Dataset records on visual material:
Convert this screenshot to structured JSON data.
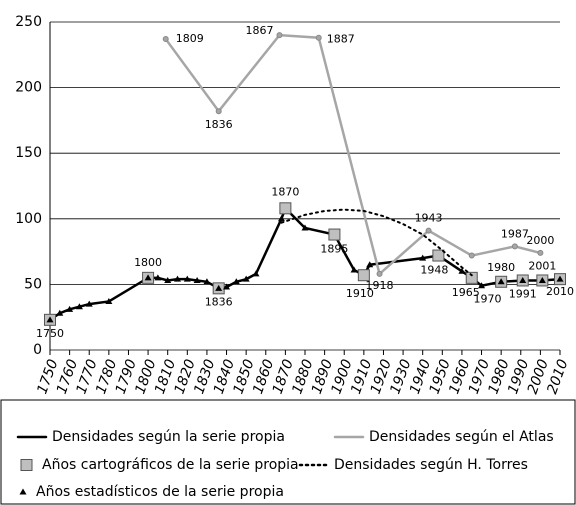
{
  "chart_data": {
    "type": "line",
    "xlim": [
      1750,
      2010
    ],
    "xticks": [
      1750,
      1760,
      1770,
      1780,
      1790,
      1800,
      1810,
      1820,
      1830,
      1840,
      1850,
      1860,
      1870,
      1880,
      1890,
      1900,
      1910,
      1920,
      1930,
      1940,
      1950,
      1960,
      1970,
      1980,
      1990,
      2000,
      2010
    ],
    "ylim": [
      0,
      250
    ],
    "yticks": [
      0,
      50,
      100,
      150,
      200,
      250
    ],
    "grid": true,
    "series": [
      {
        "name": "Densidades según la serie propia",
        "color": "#000000",
        "style": "solid",
        "x": [
          1750,
          1755,
          1760,
          1765,
          1770,
          1780,
          1800,
          1805,
          1810,
          1815,
          1820,
          1825,
          1830,
          1836,
          1840,
          1845,
          1850,
          1855,
          1868,
          1870,
          1880,
          1895,
          1905,
          1910,
          1913,
          1940,
          1948,
          1960,
          1965,
          1970,
          1980,
          1991,
          2001,
          2010
        ],
        "values": [
          23,
          28,
          31,
          33,
          35,
          37,
          55,
          55,
          53,
          54,
          54,
          53,
          52,
          47,
          48,
          52,
          54,
          58,
          100,
          108,
          93,
          88,
          61,
          57,
          65,
          70,
          72,
          60,
          55,
          49,
          52,
          53,
          53,
          54
        ]
      },
      {
        "name": "Densidades según el Atlas",
        "color": "#a6a6a6",
        "style": "solid",
        "x": [
          1809,
          1836,
          1867,
          1887,
          1918,
          1943,
          1965,
          1987,
          2000
        ],
        "values": [
          237,
          182,
          240,
          238,
          58,
          91,
          72,
          79,
          74
        ]
      },
      {
        "name": "Años cartográficos de la serie propia",
        "color": "#bfbfbf",
        "marker": "square",
        "x": [
          1750,
          1800,
          1836,
          1870,
          1895,
          1910,
          1948,
          1965,
          1980,
          1991,
          2001,
          2010
        ],
        "values": [
          23,
          55,
          47,
          108,
          88,
          57,
          72,
          55,
          52,
          53,
          53,
          54
        ]
      },
      {
        "name": "Densidades según H. Torres",
        "color": "#000000",
        "style": "dotted",
        "x": [
          1868,
          1880,
          1890,
          1900,
          1910,
          1920,
          1930,
          1940,
          1950,
          1960,
          1965
        ],
        "values": [
          97,
          103,
          106,
          107,
          106,
          102,
          96,
          88,
          76,
          63,
          57
        ]
      },
      {
        "name": "Años estadísticos de la serie propia",
        "color": "#000000",
        "marker": "triangle",
        "x": [
          1750,
          1755,
          1760,
          1765,
          1770,
          1780,
          1800,
          1805,
          1810,
          1815,
          1820,
          1825,
          1830,
          1836,
          1840,
          1845,
          1850,
          1855,
          1868,
          1880,
          1905,
          1913,
          1940,
          1960,
          1970,
          1980,
          1991,
          2001,
          2010
        ],
        "values": [
          23,
          28,
          31,
          33,
          35,
          37,
          55,
          55,
          53,
          54,
          54,
          53,
          52,
          47,
          48,
          52,
          54,
          58,
          100,
          93,
          61,
          65,
          70,
          60,
          49,
          52,
          53,
          53,
          54
        ]
      }
    ]
  }
}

GIVEN REQUEST:
Copy out every line holding the string "propia".

SOLUTION TO THE EXERCISE:
        "name": "Densidades según la serie propia",
        "name": "Años cartográficos de la serie propia",
        "name": "Años estadísticos de la serie propia",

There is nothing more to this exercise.